Isso torna a política fiscal e monetária ainda mais restritivas do que já são. São políticas que se movem ao contrário e amplificam uma à outra.

O Fundo Monetário Internacional disse na semana passada que os EUA precisariam apertar seu orçamento primário – ou seja, excluindo pagamentos de juros da dívida – em cerca de 5 pontos percentuais do PIB “para colocar a dívida pública em uma trajetória decisivamente descendente até o final desta década

Busca de votos

McCarthy previu no domingo que teria o apoio da maioria de seus colegas republicanos. Isso sugere que os líderes do Partido Republicano precisariam de pelo menos 111 republicanos para apoiá-lo, além de até 107 democratas para atingir o limite de 218 votos necessário para ser aprovado na Câmara.

O acordo atraiu críticas de republicanos radicais e democratas progressistas, mas Biden e McCarthy acreditam ter votos suficientes de moderados de ambos os lados.

O acordo suspende o limite da dívida até janeiro de 2025, limita os gastos nos orçamentos de 2024 e 2025, recupera fundos não utilizados durante a covid-19, acelera o processo de licenciamento ambiental de alguns projetos de energia e inclui novos requisitos para programas de ajuda alimentar voltados a americanos pobres.

### Extrato dos registros
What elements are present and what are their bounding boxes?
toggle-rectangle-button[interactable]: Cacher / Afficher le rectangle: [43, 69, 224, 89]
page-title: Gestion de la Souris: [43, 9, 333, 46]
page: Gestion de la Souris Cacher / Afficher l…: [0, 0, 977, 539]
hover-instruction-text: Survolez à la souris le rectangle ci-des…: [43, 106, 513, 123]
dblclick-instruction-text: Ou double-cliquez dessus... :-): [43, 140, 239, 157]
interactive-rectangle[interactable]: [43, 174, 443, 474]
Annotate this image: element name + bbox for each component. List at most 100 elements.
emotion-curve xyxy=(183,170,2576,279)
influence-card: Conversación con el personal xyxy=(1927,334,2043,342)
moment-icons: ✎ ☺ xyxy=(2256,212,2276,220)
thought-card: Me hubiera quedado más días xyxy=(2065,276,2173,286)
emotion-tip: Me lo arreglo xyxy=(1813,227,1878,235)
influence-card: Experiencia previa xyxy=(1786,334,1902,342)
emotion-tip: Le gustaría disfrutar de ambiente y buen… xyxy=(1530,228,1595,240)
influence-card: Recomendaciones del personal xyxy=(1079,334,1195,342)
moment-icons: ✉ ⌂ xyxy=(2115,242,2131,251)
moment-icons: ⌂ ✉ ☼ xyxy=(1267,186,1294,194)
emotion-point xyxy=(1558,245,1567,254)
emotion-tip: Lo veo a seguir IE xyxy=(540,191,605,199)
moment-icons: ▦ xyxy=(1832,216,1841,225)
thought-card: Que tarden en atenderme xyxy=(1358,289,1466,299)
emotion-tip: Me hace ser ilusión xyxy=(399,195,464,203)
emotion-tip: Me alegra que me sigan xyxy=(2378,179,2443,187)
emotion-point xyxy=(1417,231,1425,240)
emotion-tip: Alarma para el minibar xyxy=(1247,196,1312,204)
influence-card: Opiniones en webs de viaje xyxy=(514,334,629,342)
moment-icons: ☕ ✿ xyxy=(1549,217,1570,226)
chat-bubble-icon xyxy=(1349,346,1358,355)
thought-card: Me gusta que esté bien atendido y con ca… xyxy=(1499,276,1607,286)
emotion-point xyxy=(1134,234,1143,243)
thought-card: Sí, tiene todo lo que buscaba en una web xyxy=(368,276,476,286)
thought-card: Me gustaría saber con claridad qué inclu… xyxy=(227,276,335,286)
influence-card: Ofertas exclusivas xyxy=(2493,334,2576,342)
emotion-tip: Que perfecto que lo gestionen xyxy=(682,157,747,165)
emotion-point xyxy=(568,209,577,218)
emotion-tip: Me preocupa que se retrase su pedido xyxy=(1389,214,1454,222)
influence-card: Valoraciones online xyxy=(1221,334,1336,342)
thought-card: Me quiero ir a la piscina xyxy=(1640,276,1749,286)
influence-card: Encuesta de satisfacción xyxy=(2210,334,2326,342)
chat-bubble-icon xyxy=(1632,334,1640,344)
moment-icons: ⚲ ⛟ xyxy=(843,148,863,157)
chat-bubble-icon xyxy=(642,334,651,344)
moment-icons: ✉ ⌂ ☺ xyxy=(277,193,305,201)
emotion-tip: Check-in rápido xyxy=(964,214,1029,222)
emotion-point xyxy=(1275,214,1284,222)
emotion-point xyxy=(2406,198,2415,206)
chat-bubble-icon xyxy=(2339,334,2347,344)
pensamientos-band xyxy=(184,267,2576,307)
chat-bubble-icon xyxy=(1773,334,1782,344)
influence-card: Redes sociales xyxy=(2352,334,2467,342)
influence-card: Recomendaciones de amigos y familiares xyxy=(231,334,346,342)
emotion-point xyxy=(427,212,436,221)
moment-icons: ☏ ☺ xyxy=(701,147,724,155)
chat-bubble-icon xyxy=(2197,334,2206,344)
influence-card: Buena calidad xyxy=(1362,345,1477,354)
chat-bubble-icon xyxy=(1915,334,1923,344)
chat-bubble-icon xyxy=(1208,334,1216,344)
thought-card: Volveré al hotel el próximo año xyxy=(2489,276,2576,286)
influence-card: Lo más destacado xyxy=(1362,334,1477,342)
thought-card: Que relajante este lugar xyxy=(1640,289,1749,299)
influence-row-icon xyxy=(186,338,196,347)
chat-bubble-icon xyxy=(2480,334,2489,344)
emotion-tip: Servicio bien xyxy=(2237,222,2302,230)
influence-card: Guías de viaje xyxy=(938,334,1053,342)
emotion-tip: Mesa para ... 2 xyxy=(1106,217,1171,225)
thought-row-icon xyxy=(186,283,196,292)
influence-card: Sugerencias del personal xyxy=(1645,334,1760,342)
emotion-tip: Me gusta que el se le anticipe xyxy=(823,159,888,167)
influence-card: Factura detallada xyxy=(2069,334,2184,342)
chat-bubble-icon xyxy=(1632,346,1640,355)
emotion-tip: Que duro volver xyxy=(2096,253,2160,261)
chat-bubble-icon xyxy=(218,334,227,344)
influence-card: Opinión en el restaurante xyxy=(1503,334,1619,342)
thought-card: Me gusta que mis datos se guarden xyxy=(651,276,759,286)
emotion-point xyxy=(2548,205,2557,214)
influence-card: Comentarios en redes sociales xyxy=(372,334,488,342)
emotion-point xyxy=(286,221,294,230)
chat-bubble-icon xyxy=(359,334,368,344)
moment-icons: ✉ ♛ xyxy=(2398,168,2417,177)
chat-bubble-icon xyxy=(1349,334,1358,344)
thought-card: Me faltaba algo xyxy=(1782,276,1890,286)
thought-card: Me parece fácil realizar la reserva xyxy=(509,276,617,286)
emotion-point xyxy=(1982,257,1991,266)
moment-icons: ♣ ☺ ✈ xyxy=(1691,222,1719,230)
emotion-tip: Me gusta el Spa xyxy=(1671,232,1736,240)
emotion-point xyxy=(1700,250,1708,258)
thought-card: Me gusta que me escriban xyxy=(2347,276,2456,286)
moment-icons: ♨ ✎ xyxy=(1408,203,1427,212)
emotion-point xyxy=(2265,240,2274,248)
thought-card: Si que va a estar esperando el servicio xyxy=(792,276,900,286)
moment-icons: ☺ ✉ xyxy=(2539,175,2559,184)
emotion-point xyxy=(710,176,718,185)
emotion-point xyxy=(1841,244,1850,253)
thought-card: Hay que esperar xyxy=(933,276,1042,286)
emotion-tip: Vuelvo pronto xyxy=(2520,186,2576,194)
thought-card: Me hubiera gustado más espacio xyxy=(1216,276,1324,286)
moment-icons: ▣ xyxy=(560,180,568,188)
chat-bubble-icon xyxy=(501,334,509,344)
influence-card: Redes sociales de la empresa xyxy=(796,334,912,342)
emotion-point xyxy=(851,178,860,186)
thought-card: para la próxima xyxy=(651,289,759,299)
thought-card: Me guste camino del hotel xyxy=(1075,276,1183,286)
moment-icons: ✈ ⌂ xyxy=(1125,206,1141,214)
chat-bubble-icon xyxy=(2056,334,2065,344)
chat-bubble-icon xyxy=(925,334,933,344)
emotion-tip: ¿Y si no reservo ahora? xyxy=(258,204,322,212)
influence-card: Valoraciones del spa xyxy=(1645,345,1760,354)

### Atividade
Devolva, sem nenhuma alteração, a parte do trecho sobre o acordo do limite da dívida que começa nas palavras "O acordo atraiu" e termina depois de "a americanos pobres.". Responda com base somente no trecho sobre o acordo do limite da dívida.

### Solução da tarefa
O acordo atraiu críticas de republicanos radicais e democratas progressistas, mas Biden e McCarthy acreditam ter votos suficientes de moderados de ambos os lados.

O acordo suspende o limite da dívida até janeiro de 2025, limita os gastos nos orçamentos de 2024 e 2025, recupera fundos não utilizados durante a covid-19, acelera o processo de licenciamento ambiental de alguns projetos de energia e inclui novos requisitos para programas de ajuda alimentar voltados a americanos pobres.